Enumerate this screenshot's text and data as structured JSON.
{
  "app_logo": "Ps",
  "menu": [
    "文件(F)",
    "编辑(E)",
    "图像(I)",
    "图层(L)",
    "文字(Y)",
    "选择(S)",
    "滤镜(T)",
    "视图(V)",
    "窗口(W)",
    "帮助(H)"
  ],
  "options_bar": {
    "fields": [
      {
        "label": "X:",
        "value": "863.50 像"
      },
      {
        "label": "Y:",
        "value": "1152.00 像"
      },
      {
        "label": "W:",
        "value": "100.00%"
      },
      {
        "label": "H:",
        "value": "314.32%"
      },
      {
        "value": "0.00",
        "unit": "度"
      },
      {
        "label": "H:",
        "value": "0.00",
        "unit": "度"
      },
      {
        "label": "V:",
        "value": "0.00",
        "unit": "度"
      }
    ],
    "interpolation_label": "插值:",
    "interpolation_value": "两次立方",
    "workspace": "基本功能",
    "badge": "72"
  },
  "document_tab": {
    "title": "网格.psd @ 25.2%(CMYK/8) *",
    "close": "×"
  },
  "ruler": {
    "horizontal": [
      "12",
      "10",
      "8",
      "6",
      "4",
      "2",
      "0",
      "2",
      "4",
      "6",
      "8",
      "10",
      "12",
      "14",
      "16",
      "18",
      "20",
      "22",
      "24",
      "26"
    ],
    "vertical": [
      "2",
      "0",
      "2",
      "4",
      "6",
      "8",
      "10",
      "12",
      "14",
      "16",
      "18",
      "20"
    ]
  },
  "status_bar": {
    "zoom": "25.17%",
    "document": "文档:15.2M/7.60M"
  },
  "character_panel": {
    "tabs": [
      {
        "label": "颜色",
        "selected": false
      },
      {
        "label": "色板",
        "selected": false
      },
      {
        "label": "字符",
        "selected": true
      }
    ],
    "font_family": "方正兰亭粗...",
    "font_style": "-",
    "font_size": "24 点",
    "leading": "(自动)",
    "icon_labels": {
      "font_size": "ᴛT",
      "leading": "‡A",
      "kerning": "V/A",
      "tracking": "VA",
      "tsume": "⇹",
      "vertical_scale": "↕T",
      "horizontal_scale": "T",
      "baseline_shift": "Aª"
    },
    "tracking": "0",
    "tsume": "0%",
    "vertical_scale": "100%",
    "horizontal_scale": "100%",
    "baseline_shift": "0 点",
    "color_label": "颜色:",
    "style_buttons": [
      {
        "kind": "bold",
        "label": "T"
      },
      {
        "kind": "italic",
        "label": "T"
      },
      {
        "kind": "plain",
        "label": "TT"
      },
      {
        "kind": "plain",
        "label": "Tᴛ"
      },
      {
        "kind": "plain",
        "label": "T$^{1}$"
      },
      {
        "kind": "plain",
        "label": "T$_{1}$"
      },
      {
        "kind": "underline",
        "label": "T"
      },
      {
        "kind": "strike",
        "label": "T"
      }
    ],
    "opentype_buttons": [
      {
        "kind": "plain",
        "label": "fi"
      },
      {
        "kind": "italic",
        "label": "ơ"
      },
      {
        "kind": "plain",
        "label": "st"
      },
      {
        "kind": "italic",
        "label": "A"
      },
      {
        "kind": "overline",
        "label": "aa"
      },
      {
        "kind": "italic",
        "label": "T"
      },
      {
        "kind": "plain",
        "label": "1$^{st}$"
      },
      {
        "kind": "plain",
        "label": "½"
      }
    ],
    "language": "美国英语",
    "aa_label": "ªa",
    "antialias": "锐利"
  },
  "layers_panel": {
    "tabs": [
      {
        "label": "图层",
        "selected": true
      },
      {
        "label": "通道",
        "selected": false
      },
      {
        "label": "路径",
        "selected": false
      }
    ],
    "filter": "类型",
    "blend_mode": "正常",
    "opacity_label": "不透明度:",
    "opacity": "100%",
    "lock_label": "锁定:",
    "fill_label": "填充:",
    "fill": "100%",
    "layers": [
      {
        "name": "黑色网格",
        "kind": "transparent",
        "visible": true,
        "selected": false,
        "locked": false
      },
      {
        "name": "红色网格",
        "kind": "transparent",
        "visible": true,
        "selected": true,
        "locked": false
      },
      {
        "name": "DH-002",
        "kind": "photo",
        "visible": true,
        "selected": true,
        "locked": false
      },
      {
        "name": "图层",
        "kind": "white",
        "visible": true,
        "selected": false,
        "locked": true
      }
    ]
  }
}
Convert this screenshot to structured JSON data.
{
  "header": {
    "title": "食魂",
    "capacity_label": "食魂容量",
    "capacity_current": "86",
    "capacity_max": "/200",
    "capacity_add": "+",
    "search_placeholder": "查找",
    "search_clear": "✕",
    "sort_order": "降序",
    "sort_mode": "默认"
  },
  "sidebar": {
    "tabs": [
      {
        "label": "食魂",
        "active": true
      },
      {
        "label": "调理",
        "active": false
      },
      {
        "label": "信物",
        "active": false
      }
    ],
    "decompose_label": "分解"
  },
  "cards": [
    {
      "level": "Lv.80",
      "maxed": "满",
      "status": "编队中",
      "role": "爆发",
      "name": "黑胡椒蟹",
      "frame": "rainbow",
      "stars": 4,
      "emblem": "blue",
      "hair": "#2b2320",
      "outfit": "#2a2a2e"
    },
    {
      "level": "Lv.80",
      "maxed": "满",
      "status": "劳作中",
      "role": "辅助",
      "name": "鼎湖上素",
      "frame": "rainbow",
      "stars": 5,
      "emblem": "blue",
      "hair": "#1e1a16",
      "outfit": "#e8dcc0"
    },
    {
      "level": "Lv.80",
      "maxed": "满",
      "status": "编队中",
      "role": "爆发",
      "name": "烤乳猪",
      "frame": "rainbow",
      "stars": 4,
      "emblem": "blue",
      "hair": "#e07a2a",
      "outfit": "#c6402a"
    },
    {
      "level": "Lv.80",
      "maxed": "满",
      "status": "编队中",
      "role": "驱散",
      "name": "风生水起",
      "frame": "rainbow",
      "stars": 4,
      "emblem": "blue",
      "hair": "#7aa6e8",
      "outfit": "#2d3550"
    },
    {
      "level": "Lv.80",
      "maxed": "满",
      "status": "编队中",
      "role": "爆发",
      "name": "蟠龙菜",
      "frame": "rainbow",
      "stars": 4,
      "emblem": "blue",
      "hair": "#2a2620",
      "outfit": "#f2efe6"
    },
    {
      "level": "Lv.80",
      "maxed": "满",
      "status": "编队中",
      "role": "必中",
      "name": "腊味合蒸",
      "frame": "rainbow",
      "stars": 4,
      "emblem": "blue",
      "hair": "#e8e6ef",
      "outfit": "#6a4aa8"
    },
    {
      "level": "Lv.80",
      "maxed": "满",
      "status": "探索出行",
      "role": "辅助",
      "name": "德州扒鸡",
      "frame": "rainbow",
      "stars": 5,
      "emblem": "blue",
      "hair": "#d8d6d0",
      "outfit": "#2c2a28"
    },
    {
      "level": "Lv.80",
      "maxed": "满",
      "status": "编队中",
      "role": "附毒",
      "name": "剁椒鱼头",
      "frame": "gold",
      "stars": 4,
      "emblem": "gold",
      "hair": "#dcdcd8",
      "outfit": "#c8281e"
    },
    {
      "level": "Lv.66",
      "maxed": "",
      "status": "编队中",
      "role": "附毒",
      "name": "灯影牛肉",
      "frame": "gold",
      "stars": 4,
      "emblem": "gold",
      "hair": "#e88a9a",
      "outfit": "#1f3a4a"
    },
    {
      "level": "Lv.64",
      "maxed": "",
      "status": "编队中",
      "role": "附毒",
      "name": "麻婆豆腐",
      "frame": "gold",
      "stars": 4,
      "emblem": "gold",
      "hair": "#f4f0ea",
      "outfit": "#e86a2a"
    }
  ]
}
★ ★ ★ ★ ★ ★ ★
TASK PROMPT.
Using the data above, output each line exactly.

SOLUTION FOR THIS PROBLEM.
Enumerate this screenshot's text and data as structured JSON.
{
  "app_logo": "Ps",
  "menu": [
    "文件(F)",
    "编辑(E)",
    "图像(I)",
    "图层(L)",
    "文字(Y)",
    "选择(S)",
    "滤镜(T)",
    "视图(V)",
    "窗口(W)",
    "帮助(H)"
  ],
  "options_bar": {
    "fields": [
      {
        "label": "X:",
        "value": "863.50 像"
      },
      {
        "label": "Y:",
        "value": "1152.00 像"
      },
      {
        "label": "W:",
        "value": "100.00%"
      },
      {
        "label": "H:",
        "value": "314.32%"
      },
      {
        "value": "0.00",
        "unit": "度"
      },
      {
        "label": "H:",
        "value": "0.00",
        "unit": "度"
      },
      {
        "label": "V:",
        "value": "0.00",
        "unit": "度"
      }
    ],
    "interpolation_label": "插值:",
    "interpolation_value": "两次立方",
    "workspace": "基本功能",
    "badge": "72"
  },
  "document_tab": {
    "title": "网格.psd @ 25.2%(CMYK/8) *",
    "close": "×"
  },
  "ruler": {
    "horizontal": [
      "12",
      "10",
      "8",
      "6",
      "4",
      "2",
      "0",
      "2",
      "4",
      "6",
      "8",
      "10",
      "12",
      "14",
      "16",
      "18",
      "20",
      "22",
      "24",
      "26"
    ],
    "vertical": [
      "2",
      "0",
      "2",
      "4",
      "6",
      "8",
      "10",
      "12",
      "14",
      "16",
      "18",
      "20"
    ]
  },
  "status_bar": {
    "zoom": "25.17%",
    "document": "文档:15.2M/7.60M"
  },
  "character_panel": {
    "tabs": [
      {
        "label": "颜色",
        "selected": false
      },
      {
        "label": "色板",
        "selected": false
      },
      {
        "label": "字符",
        "selected": true
      }
    ],
    "font_family": "方正兰亭粗...",
    "font_style": "-",
    "font_size": "24 点",
    "leading": "(自动)",
    "icon_labels": {
      "font_size": "ᴛT",
      "leading": "‡A",
      "kerning": "V/A",
      "tracking": "VA",
      "tsume": "⇹",
      "vertical_scale": "↕T",
      "horizontal_scale": "T",
      "baseline_shift": "Aª"
    },
    "tracking": "0",
    "tsume": "0%",
    "vertical_scale": "100%",
    "horizontal_scale": "100%",
    "baseline_shift": "0 点",
    "color_label": "颜色:",
    "style_buttons": [
      {
        "kind": "bold",
        "label": "T"
      },
      {
        "kind": "italic",
        "label": "T"
      },
      {
        "kind": "plain",
        "label": "TT"
      },
      {
        "kind": "plain",
        "label": "Tᴛ"
      },
      {
        "kind": "plain",
        "label": "T$^{1}$"
      },
      {
        "kind": "plain",
        "label": "T$_{1}$"
      },
      {
        "kind": "underline",
        "label": "T"
      },
      {
        "kind": "strike",
        "label": "T"
      }
    ],
    "opentype_buttons": [
      {
        "kind": "plain",
        "label": "fi"
      },
      {
        "kind": "italic",
        "label": "ơ"
      },
      {
        "kind": "plain",
        "label": "st"
      },
      {
        "kind": "italic",
        "label": "A"
      },
      {
        "kind": "overline",
        "label": "aa"
      },
      {
        "kind": "italic",
        "label": "T"
      },
      {
        "kind": "plain",
        "label": "1$^{st}$"
      },
      {
        "kind": "plain",
        "label": "½"
      }
    ],
    "language": "美国英语",
    "aa_label": "ªa",
    "antialias": "锐利"
  },
  "layers_panel": {
    "tabs": [
      {
        "label": "图层",
        "selected": true
      },
      {
        "label": "通道",
        "selected": false
      },
      {
        "label": "路径",
        "selected": false
      }
    ],
    "filter": "类型",
    "blend_mode": "正常",
    "opacity_label": "不透明度:",
    "opacity": "100%",
    "lock_label": "锁定:",
    "fill_label": "填充:",
    "fill": "100%",
    "layers": [
      {
        "name": "黑色网格",
        "kind": "transparent",
        "visible": true,
        "selected": false,
        "locked": false
      },
      {
        "name": "红色网格",
        "kind": "transparent",
        "visible": true,
        "selected": true,
        "locked": false
      },
      {
        "name": "DH-002",
        "kind": "photo",
        "visible": true,
        "selected": true,
        "locked": false
      },
      {
        "name": "图层",
        "kind": "white",
        "visible": true,
        "selected": false,
        "locked": true
      }
    ]
  }
}
Convert this screenshot to structured JSON data.
{
  "header": {
    "title": "食魂",
    "capacity_label": "食魂容量",
    "capacity_current": "86",
    "capacity_max": "/200",
    "capacity_add": "+",
    "search_placeholder": "查找",
    "search_clear": "✕",
    "sort_order": "降序",
    "sort_mode": "默认"
  },
  "sidebar": {
    "tabs": [
      {
        "label": "食魂",
        "active": true
      },
      {
        "label": "调理",
        "active": false
      },
      {
        "label": "信物",
        "active": false
      }
    ],
    "decompose_label": "分解"
  },
  "cards": [
    {
      "level": "Lv.80",
      "maxed": "满",
      "status": "编队中",
      "role": "爆发",
      "name": "黑胡椒蟹",
      "frame": "rainbow",
      "stars": 4,
      "emblem": "blue",
      "hair": "#2b2320",
      "outfit": "#2a2a2e"
    },
    {
      "level": "Lv.80",
      "maxed": "满",
      "status": "劳作中",
      "role": "辅助",
      "name": "鼎湖上素",
      "frame": "rainbow",
      "stars": 5,
      "emblem": "blue",
      "hair": "#1e1a16",
      "outfit": "#e8dcc0"
    },
    {
      "level": "Lv.80",
      "maxed": "满",
      "status": "编队中",
      "role": "爆发",
      "name": "烤乳猪",
      "frame": "rainbow",
      "stars": 4,
      "emblem": "blue",
      "hair": "#e07a2a",
      "outfit": "#c6402a"
    },
    {
      "level": "Lv.80",
      "maxed": "满",
      "status": "编队中",
      "role": "驱散",
      "name": "风生水起",
      "frame": "rainbow",
      "stars": 4,
      "emblem": "blue",
      "hair": "#7aa6e8",
      "outfit": "#2d3550"
    },
    {
      "level": "Lv.80",
      "maxed": "满",
      "status": "编队中",
      "role": "爆发",
      "name": "蟠龙菜",
      "frame": "rainbow",
      "stars": 4,
      "emblem": "blue",
      "hair": "#2a2620",
      "outfit": "#f2efe6"
    },
    {
      "level": "Lv.80",
      "maxed": "满",
      "status": "编队中",
      "role": "必中",
      "name": "腊味合蒸",
      "frame": "rainbow",
      "stars": 4,
      "emblem": "blue",
      "hair": "#e8e6ef",
      "outfit": "#6a4aa8"
    },
    {
      "level": "Lv.80",
      "maxed": "满",
      "status": "探索出行",
      "role": "辅助",
      "name": "德州扒鸡",
      "frame": "rainbow",
      "stars": 5,
      "emblem": "blue",
      "hair": "#d8d6d0",
      "outfit": "#2c2a28"
    },
    {
      "level": "Lv.80",
      "maxed": "满",
      "status": "编队中",
      "role": "附毒",
      "name": "剁椒鱼头",
      "frame": "gold",
      "stars": 4,
      "emblem": "gold",
      "hair": "#dcdcd8",
      "outfit": "#c8281e"
    },
    {
      "level": "Lv.66",
      "maxed": "",
      "status": "编队中",
      "role": "附毒",
      "name": "灯影牛肉",
      "frame": "gold",
      "stars": 4,
      "emblem": "gold",
      "hair": "#e88a9a",
      "outfit": "#1f3a4a"
    },
    {
      "level": "Lv.64",
      "maxed": "",
      "status": "编队中",
      "role": "附毒",
      "name": "麻婆豆腐",
      "frame": "gold",
      "stars": 4,
      "emblem": "gold",
      "hair": "#f4f0ea",
      "outfit": "#e86a2a"
    }
  ]
}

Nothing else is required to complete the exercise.